● **Dataset entries**:
◆ ◆ ◆
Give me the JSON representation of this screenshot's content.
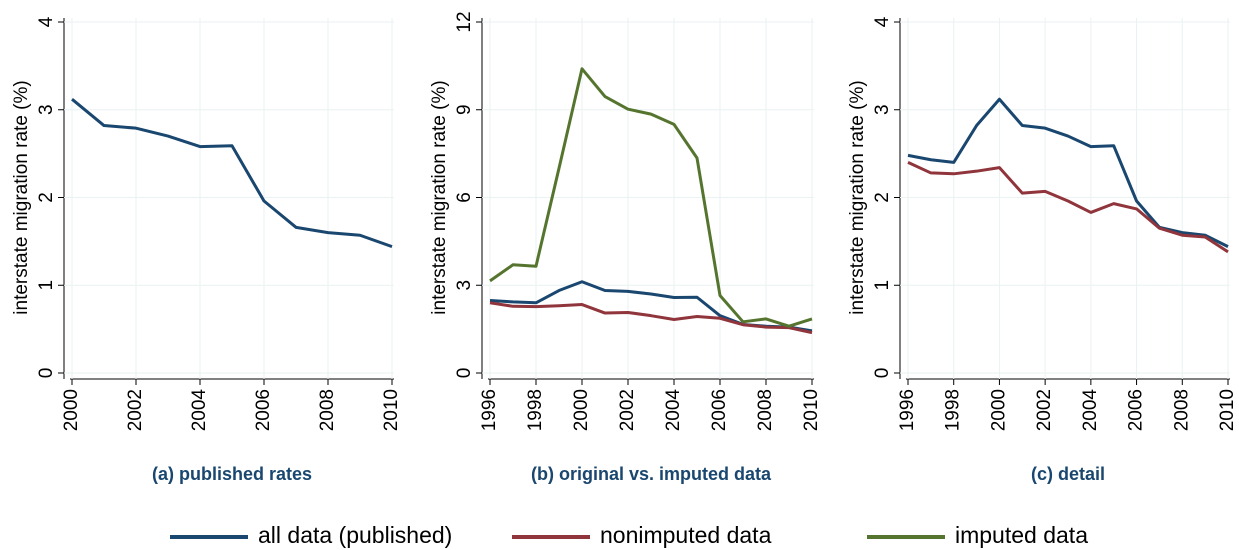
{
  "chart_data": [
    {
      "type": "line",
      "title": "(a) published rates",
      "ylabel": "interstate migration rate (%)",
      "x": [
        2000,
        2001,
        2002,
        2003,
        2004,
        2005,
        2006,
        2007,
        2008,
        2009,
        2010
      ],
      "series": [
        {
          "color": "#1a476f",
          "values": [
            3.12,
            2.82,
            2.79,
            2.7,
            2.58,
            2.59,
            1.96,
            1.66,
            1.6,
            1.57,
            1.44
          ]
        }
      ],
      "xlim": [
        2000,
        2010
      ],
      "xticks": [
        2000,
        2002,
        2004,
        2006,
        2008,
        2010
      ],
      "ylim": [
        0,
        4
      ],
      "yticks": [
        0,
        1,
        2,
        3,
        4
      ],
      "grid": true
    },
    {
      "type": "line",
      "title": "(b) original vs. imputed data",
      "ylabel": "interstate migration rate (%)",
      "x": [
        1996,
        1997,
        1998,
        1999,
        2000,
        2001,
        2002,
        2003,
        2004,
        2005,
        2006,
        2007,
        2008,
        2009,
        2010
      ],
      "series": [
        {
          "name": "all data (published)",
          "color": "#1a476f",
          "values": [
            2.48,
            2.43,
            2.4,
            2.82,
            3.12,
            2.82,
            2.79,
            2.7,
            2.58,
            2.59,
            1.96,
            1.66,
            1.6,
            1.57,
            1.44
          ]
        },
        {
          "name": "nonimputed data",
          "color": "#90353b",
          "values": [
            2.4,
            2.28,
            2.27,
            2.3,
            2.34,
            2.05,
            2.07,
            1.96,
            1.83,
            1.93,
            1.87,
            1.65,
            1.57,
            1.55,
            1.38
          ]
        },
        {
          "name": "imputed data",
          "color": "#55752f",
          "values": [
            3.15,
            3.7,
            3.65,
            7.0,
            10.4,
            9.45,
            9.02,
            8.85,
            8.5,
            7.35,
            2.65,
            1.75,
            1.85,
            1.6,
            1.85
          ]
        }
      ],
      "xlim": [
        1996,
        2010
      ],
      "xticks": [
        1996,
        1998,
        2000,
        2002,
        2004,
        2006,
        2008,
        2010
      ],
      "ylim": [
        0,
        12
      ],
      "yticks": [
        0,
        3,
        6,
        9,
        12
      ],
      "grid": true
    },
    {
      "type": "line",
      "title": "(c) detail",
      "ylabel": "interstate migration rate (%)",
      "x": [
        1996,
        1997,
        1998,
        1999,
        2000,
        2001,
        2002,
        2003,
        2004,
        2005,
        2006,
        2007,
        2008,
        2009,
        2010
      ],
      "series": [
        {
          "color": "#1a476f",
          "values": [
            2.48,
            2.43,
            2.4,
            2.82,
            3.12,
            2.82,
            2.79,
            2.7,
            2.58,
            2.59,
            1.96,
            1.66,
            1.6,
            1.57,
            1.44
          ]
        },
        {
          "color": "#90353b",
          "values": [
            2.4,
            2.28,
            2.27,
            2.3,
            2.34,
            2.05,
            2.07,
            1.96,
            1.83,
            1.93,
            1.87,
            1.65,
            1.57,
            1.55,
            1.38
          ]
        }
      ],
      "xlim": [
        1996,
        2010
      ],
      "xticks": [
        1996,
        1998,
        2000,
        2002,
        2004,
        2006,
        2008,
        2010
      ],
      "ylim": [
        0,
        4
      ],
      "yticks": [
        0,
        1,
        2,
        3,
        4
      ],
      "grid": true
    }
  ]
}
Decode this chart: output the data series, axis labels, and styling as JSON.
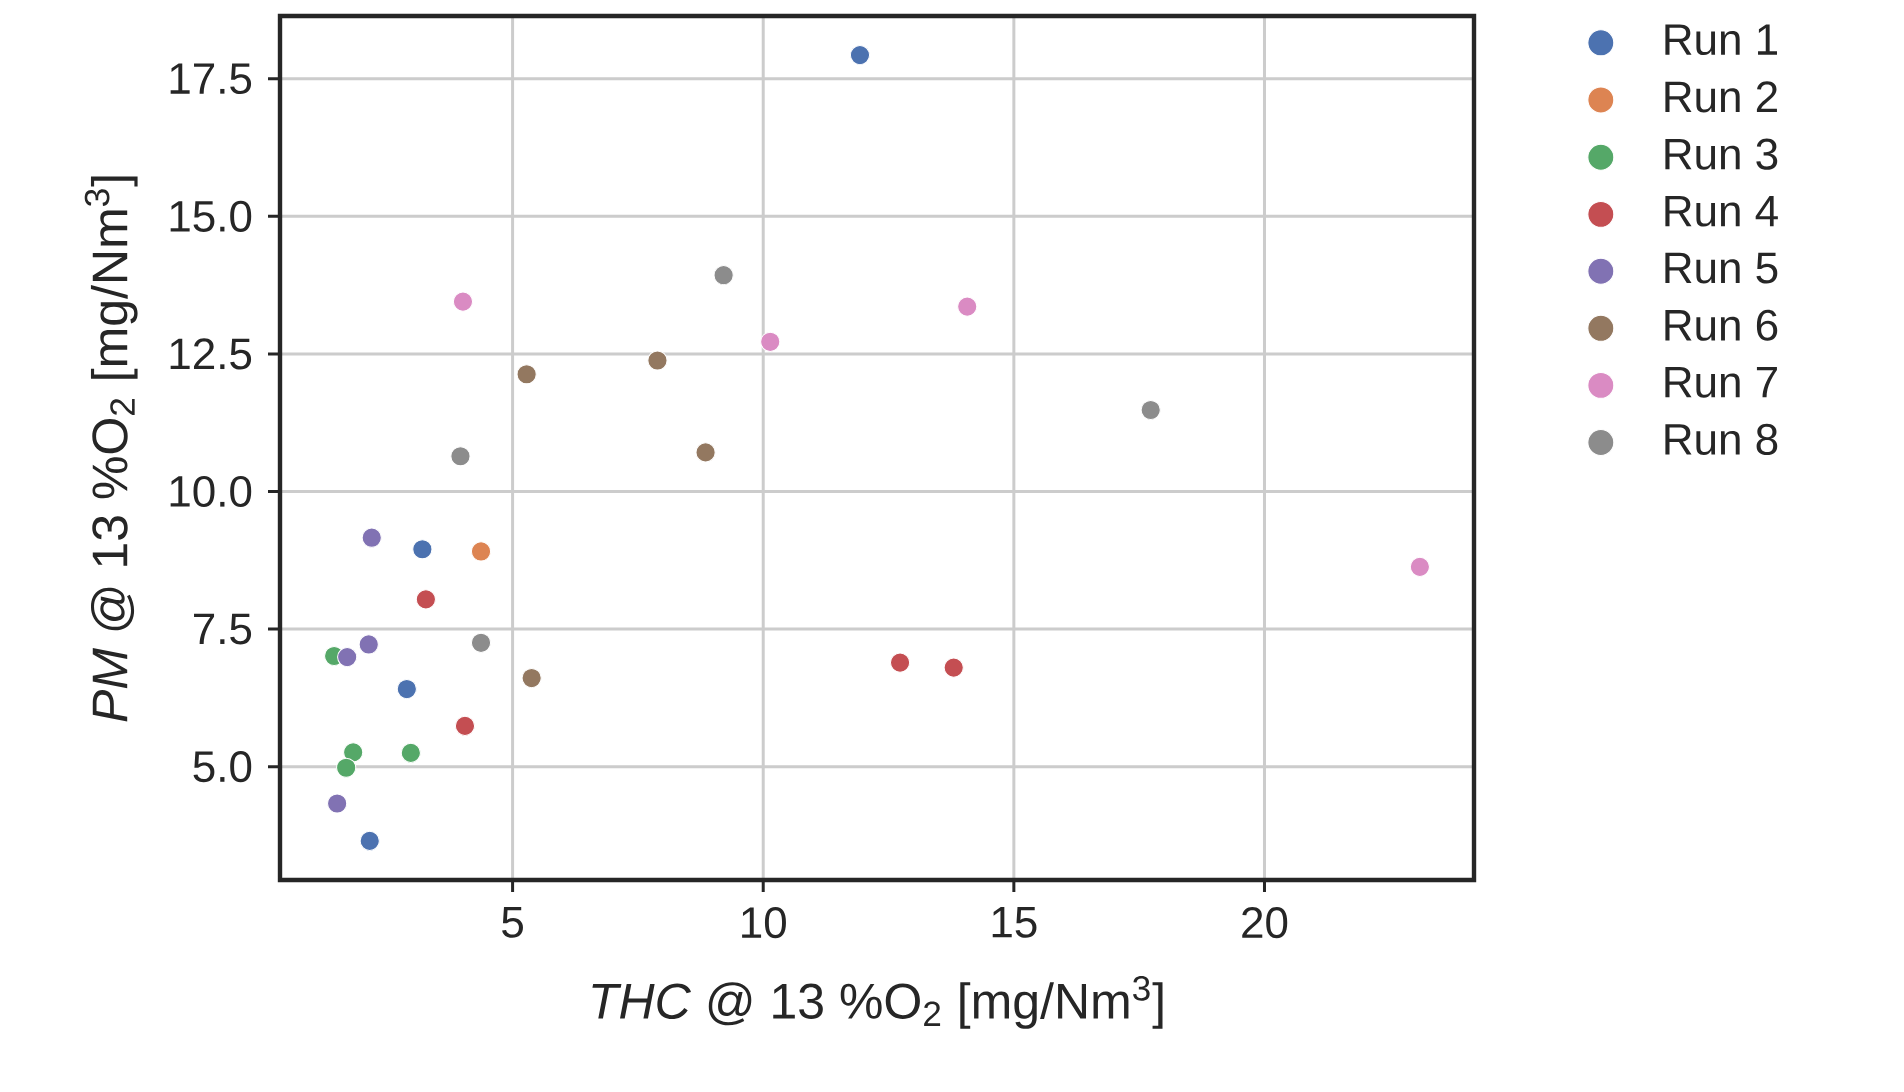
{
  "chart_data": {
    "type": "scatter",
    "xlabel": "*THC* @ 13 %O$_{2}$ [mg/Nm$^{3}$]",
    "ylabel": "*PM* @ 13 %O$_{2}$ [mg/Nm$^{3}$]",
    "xlim": [
      0.36,
      24.18
    ],
    "ylim": [
      2.94,
      18.64
    ],
    "xticks": [
      5,
      10,
      15,
      20
    ],
    "yticks": [
      {
        "value": 5,
        "label": "5.0"
      },
      {
        "value": 7.5,
        "label": "7.5"
      },
      {
        "value": 10,
        "label": "10.0"
      },
      {
        "value": 12.5,
        "label": "12.5"
      },
      {
        "value": 15,
        "label": "15.0"
      },
      {
        "value": 17.5,
        "label": "17.5"
      }
    ],
    "grid": true,
    "legend": "right",
    "marker": "circle",
    "series": [
      {
        "name": "Run 1",
        "color": "#4c72b0",
        "x": [
          11.93,
          3.2,
          2.89,
          2.15
        ],
        "values": [
          17.93,
          8.95,
          6.41,
          3.65
        ]
      },
      {
        "name": "Run 2",
        "color": "#dd8452",
        "x": [
          4.37
        ],
        "values": [
          8.91
        ]
      },
      {
        "name": "Run 3",
        "color": "#55a868",
        "x": [
          1.44,
          1.82,
          1.68,
          2.97
        ],
        "values": [
          7.01,
          5.26,
          4.98,
          5.25
        ]
      },
      {
        "name": "Run 4",
        "color": "#c44e52",
        "x": [
          3.27,
          4.05,
          12.73,
          13.8
        ],
        "values": [
          8.04,
          5.74,
          6.89,
          6.8
        ]
      },
      {
        "name": "Run 5",
        "color": "#8172b3",
        "x": [
          2.19,
          2.13,
          1.7,
          1.5
        ],
        "values": [
          9.16,
          7.22,
          6.99,
          4.33
        ]
      },
      {
        "name": "Run 6",
        "color": "#937860",
        "x": [
          5.28,
          7.89,
          8.85,
          5.38
        ],
        "values": [
          12.13,
          12.38,
          10.71,
          6.61
        ]
      },
      {
        "name": "Run 7",
        "color": "#da8bc3",
        "x": [
          4.01,
          10.14,
          14.07,
          23.1
        ],
        "values": [
          13.45,
          12.72,
          13.36,
          8.63
        ]
      },
      {
        "name": "Run 8",
        "color": "#8c8c8c",
        "x": [
          9.21,
          3.96,
          4.37,
          17.73
        ],
        "values": [
          13.93,
          10.64,
          7.25,
          11.48
        ]
      }
    ]
  }
}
◆ ◆ ◆
● **Task description**:
Do not include images; quote all of the entries above exactly.

● **Complete output**:
Give me the JSON representation of this screenshot's content.
{
  "chart_data": [
    {
      "type": "line",
      "title": "(a) published rates",
      "ylabel": "interstate migration rate (%)",
      "x": [
        2000,
        2001,
        2002,
        2003,
        2004,
        2005,
        2006,
        2007,
        2008,
        2009,
        2010
      ],
      "series": [
        {
          "color": "#1a476f",
          "values": [
            3.12,
            2.82,
            2.79,
            2.7,
            2.58,
            2.59,
            1.96,
            1.66,
            1.6,
            1.57,
            1.44
          ]
        }
      ],
      "xlim": [
        2000,
        2010
      ],
      "xticks": [
        2000,
        2002,
        2004,
        2006,
        2008,
        2010
      ],
      "ylim": [
        0,
        4
      ],
      "yticks": [
        0,
        1,
        2,
        3,
        4
      ],
      "grid": true
    },
    {
      "type": "line",
      "title": "(b) original vs. imputed data",
      "ylabel": "interstate migration rate (%)",
      "x": [
        1996,
        1997,
        1998,
        1999,
        2000,
        2001,
        2002,
        2003,
        2004,
        2005,
        2006,
        2007,
        2008,
        2009,
        2010
      ],
      "series": [
        {
          "name": "all data (published)",
          "color": "#1a476f",
          "values": [
            2.48,
            2.43,
            2.4,
            2.82,
            3.12,
            2.82,
            2.79,
            2.7,
            2.58,
            2.59,
            1.96,
            1.66,
            1.6,
            1.57,
            1.44
          ]
        },
        {
          "name": "nonimputed data",
          "color": "#90353b",
          "values": [
            2.4,
            2.28,
            2.27,
            2.3,
            2.34,
            2.05,
            2.07,
            1.96,
            1.83,
            1.93,
            1.87,
            1.65,
            1.57,
            1.55,
            1.38
          ]
        },
        {
          "name": "imputed data",
          "color": "#55752f",
          "values": [
            3.15,
            3.7,
            3.65,
            7.0,
            10.4,
            9.45,
            9.02,
            8.85,
            8.5,
            7.35,
            2.65,
            1.75,
            1.85,
            1.6,
            1.85
          ]
        }
      ],
      "xlim": [
        1996,
        2010
      ],
      "xticks": [
        1996,
        1998,
        2000,
        2002,
        2004,
        2006,
        2008,
        2010
      ],
      "ylim": [
        0,
        12
      ],
      "yticks": [
        0,
        3,
        6,
        9,
        12
      ],
      "grid": true
    },
    {
      "type": "line",
      "title": "(c) detail",
      "ylabel": "interstate migration rate (%)",
      "x": [
        1996,
        1997,
        1998,
        1999,
        2000,
        2001,
        2002,
        2003,
        2004,
        2005,
        2006,
        2007,
        2008,
        2009,
        2010
      ],
      "series": [
        {
          "color": "#1a476f",
          "values": [
            2.48,
            2.43,
            2.4,
            2.82,
            3.12,
            2.82,
            2.79,
            2.7,
            2.58,
            2.59,
            1.96,
            1.66,
            1.6,
            1.57,
            1.44
          ]
        },
        {
          "color": "#90353b",
          "values": [
            2.4,
            2.28,
            2.27,
            2.3,
            2.34,
            2.05,
            2.07,
            1.96,
            1.83,
            1.93,
            1.87,
            1.65,
            1.57,
            1.55,
            1.38
          ]
        }
      ],
      "xlim": [
        1996,
        2010
      ],
      "xticks": [
        1996,
        1998,
        2000,
        2002,
        2004,
        2006,
        2008,
        2010
      ],
      "ylim": [
        0,
        4
      ],
      "yticks": [
        0,
        1,
        2,
        3,
        4
      ],
      "grid": true
    }
  ]
}
Decode this chart: output the data series, axis labels, and styling as JSON.
{
  "chart_data": {
    "type": "scatter",
    "xlabel": "*THC* @ 13 %O$_{2}$ [mg/Nm$^{3}$]",
    "ylabel": "*PM* @ 13 %O$_{2}$ [mg/Nm$^{3}$]",
    "xlim": [
      0.36,
      24.18
    ],
    "ylim": [
      2.94,
      18.64
    ],
    "xticks": [
      5,
      10,
      15,
      20
    ],
    "yticks": [
      {
        "value": 5,
        "label": "5.0"
      },
      {
        "value": 7.5,
        "label": "7.5"
      },
      {
        "value": 10,
        "label": "10.0"
      },
      {
        "value": 12.5,
        "label": "12.5"
      },
      {
        "value": 15,
        "label": "15.0"
      },
      {
        "value": 17.5,
        "label": "17.5"
      }
    ],
    "grid": true,
    "legend": "right",
    "marker": "circle",
    "series": [
      {
        "name": "Run 1",
        "color": "#4c72b0",
        "x": [
          11.93,
          3.2,
          2.89,
          2.15
        ],
        "values": [
          17.93,
          8.95,
          6.41,
          3.65
        ]
      },
      {
        "name": "Run 2",
        "color": "#dd8452",
        "x": [
          4.37
        ],
        "values": [
          8.91
        ]
      },
      {
        "name": "Run 3",
        "color": "#55a868",
        "x": [
          1.44,
          1.82,
          1.68,
          2.97
        ],
        "values": [
          7.01,
          5.26,
          4.98,
          5.25
        ]
      },
      {
        "name": "Run 4",
        "color": "#c44e52",
        "x": [
          3.27,
          4.05,
          12.73,
          13.8
        ],
        "values": [
          8.04,
          5.74,
          6.89,
          6.8
        ]
      },
      {
        "name": "Run 5",
        "color": "#8172b3",
        "x": [
          2.19,
          2.13,
          1.7,
          1.5
        ],
        "values": [
          9.16,
          7.22,
          6.99,
          4.33
        ]
      },
      {
        "name": "Run 6",
        "color": "#937860",
        "x": [
          5.28,
          7.89,
          8.85,
          5.38
        ],
        "values": [
          12.13,
          12.38,
          10.71,
          6.61
        ]
      },
      {
        "name": "Run 7",
        "color": "#da8bc3",
        "x": [
          4.01,
          10.14,
          14.07,
          23.1
        ],
        "values": [
          13.45,
          12.72,
          13.36,
          8.63
        ]
      },
      {
        "name": "Run 8",
        "color": "#8c8c8c",
        "x": [
          9.21,
          3.96,
          4.37,
          17.73
        ],
        "values": [
          13.93,
          10.64,
          7.25,
          11.48
        ]
      }
    ]
  }
}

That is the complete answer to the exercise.